── PROVIDED DATA

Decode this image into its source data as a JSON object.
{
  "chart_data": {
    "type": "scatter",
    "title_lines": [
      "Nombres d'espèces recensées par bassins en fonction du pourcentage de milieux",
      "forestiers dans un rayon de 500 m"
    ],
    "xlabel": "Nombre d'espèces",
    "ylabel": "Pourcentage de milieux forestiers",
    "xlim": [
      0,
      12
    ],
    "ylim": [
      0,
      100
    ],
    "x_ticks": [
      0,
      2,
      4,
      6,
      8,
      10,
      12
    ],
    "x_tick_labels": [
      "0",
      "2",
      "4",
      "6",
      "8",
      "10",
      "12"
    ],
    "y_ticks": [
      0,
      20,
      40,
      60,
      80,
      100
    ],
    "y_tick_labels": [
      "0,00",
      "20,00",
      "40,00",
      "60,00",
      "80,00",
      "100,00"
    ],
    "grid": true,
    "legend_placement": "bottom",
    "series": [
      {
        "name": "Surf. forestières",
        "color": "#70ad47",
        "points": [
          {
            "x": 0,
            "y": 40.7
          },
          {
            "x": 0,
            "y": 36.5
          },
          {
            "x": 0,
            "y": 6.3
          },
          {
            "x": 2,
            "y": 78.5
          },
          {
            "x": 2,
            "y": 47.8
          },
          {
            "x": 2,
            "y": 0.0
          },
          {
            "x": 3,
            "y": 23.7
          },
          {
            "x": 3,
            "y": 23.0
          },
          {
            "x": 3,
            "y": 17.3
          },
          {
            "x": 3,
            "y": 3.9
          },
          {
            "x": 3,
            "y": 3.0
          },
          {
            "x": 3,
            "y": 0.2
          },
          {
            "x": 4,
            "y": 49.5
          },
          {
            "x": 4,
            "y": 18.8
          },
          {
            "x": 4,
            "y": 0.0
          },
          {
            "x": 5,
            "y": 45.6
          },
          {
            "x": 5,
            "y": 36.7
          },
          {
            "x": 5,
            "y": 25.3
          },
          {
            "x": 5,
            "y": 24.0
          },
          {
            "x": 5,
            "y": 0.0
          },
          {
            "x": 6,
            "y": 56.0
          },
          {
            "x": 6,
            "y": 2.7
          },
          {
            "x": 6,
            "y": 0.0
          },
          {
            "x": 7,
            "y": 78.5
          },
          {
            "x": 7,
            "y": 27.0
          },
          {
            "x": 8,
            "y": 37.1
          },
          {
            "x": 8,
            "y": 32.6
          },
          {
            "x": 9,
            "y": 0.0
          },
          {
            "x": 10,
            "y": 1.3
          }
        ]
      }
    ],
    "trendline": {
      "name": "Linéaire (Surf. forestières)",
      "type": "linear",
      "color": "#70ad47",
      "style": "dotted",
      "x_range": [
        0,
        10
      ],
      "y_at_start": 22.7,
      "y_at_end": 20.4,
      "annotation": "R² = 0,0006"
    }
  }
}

────

Select every line above that contains the word "forestières", and copy it.

        "name": "Surf. forestières",
      "name": "Linéaire (Surf. forestières)",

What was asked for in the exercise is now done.